* Instructions to follow *
Drop the pictures, then extract the listing word for word.
--- START Information shown ---
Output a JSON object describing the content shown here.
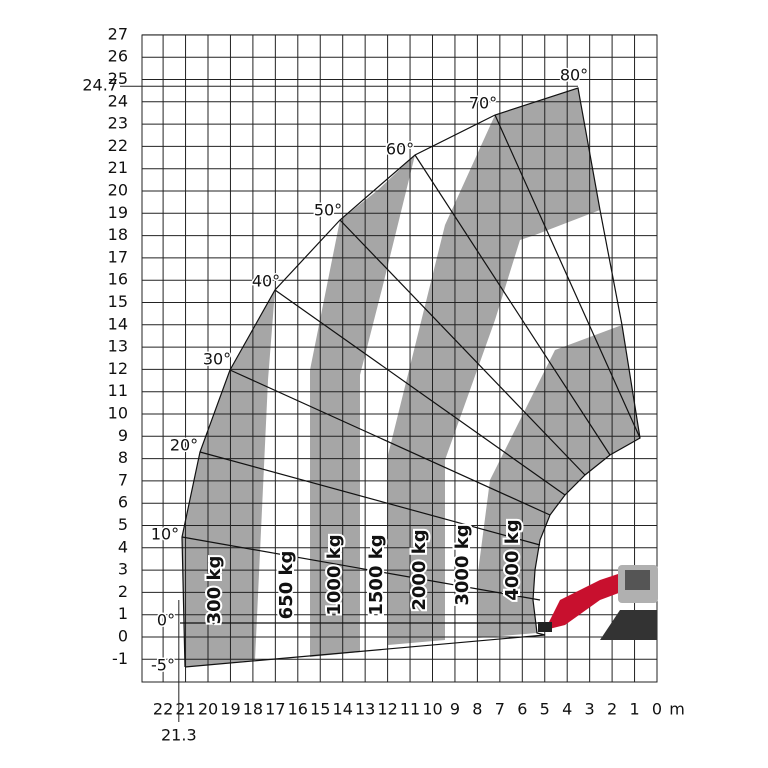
{
  "y_axis": {
    "ticks": [
      -1,
      0,
      1,
      2,
      3,
      4,
      5,
      6,
      7,
      8,
      9,
      10,
      11,
      12,
      13,
      14,
      15,
      16,
      17,
      18,
      19,
      20,
      21,
      22,
      23,
      24,
      25,
      26,
      27
    ]
  },
  "x_axis": {
    "ticks": [
      22,
      21,
      20,
      19,
      18,
      17,
      16,
      15,
      14,
      13,
      12,
      11,
      10,
      9,
      8,
      7,
      6,
      5,
      4,
      3,
      2,
      1,
      0
    ],
    "unit": "m"
  },
  "max_height": 24.7,
  "max_reach": 21.3,
  "angles": [
    "80°",
    "70°",
    "60°",
    "50°",
    "40°",
    "30°",
    "20°",
    "10°",
    "0°",
    "-5°"
  ],
  "loads": [
    "300 kg",
    "650 kg",
    "1000 kg",
    "1500 kg",
    "2000 kg",
    "3000 kg",
    "4000 kg"
  ]
}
--- END Information shown ---
* Exercise answer *
Output a JSON object describing the content shown here.
{
  "y_axis": {
    "ticks": [
      -1,
      0,
      1,
      2,
      3,
      4,
      5,
      6,
      7,
      8,
      9,
      10,
      11,
      12,
      13,
      14,
      15,
      16,
      17,
      18,
      19,
      20,
      21,
      22,
      23,
      24,
      25,
      26,
      27
    ]
  },
  "x_axis": {
    "ticks": [
      22,
      21,
      20,
      19,
      18,
      17,
      16,
      15,
      14,
      13,
      12,
      11,
      10,
      9,
      8,
      7,
      6,
      5,
      4,
      3,
      2,
      1,
      0
    ],
    "unit": "m"
  },
  "max_height": 24.7,
  "max_reach": 21.3,
  "angles": [
    "80°",
    "70°",
    "60°",
    "50°",
    "40°",
    "30°",
    "20°",
    "10°",
    "0°",
    "-5°"
  ],
  "loads": [
    "300 kg",
    "650 kg",
    "1000 kg",
    "1500 kg",
    "2000 kg",
    "3000 kg",
    "4000 kg"
  ]
}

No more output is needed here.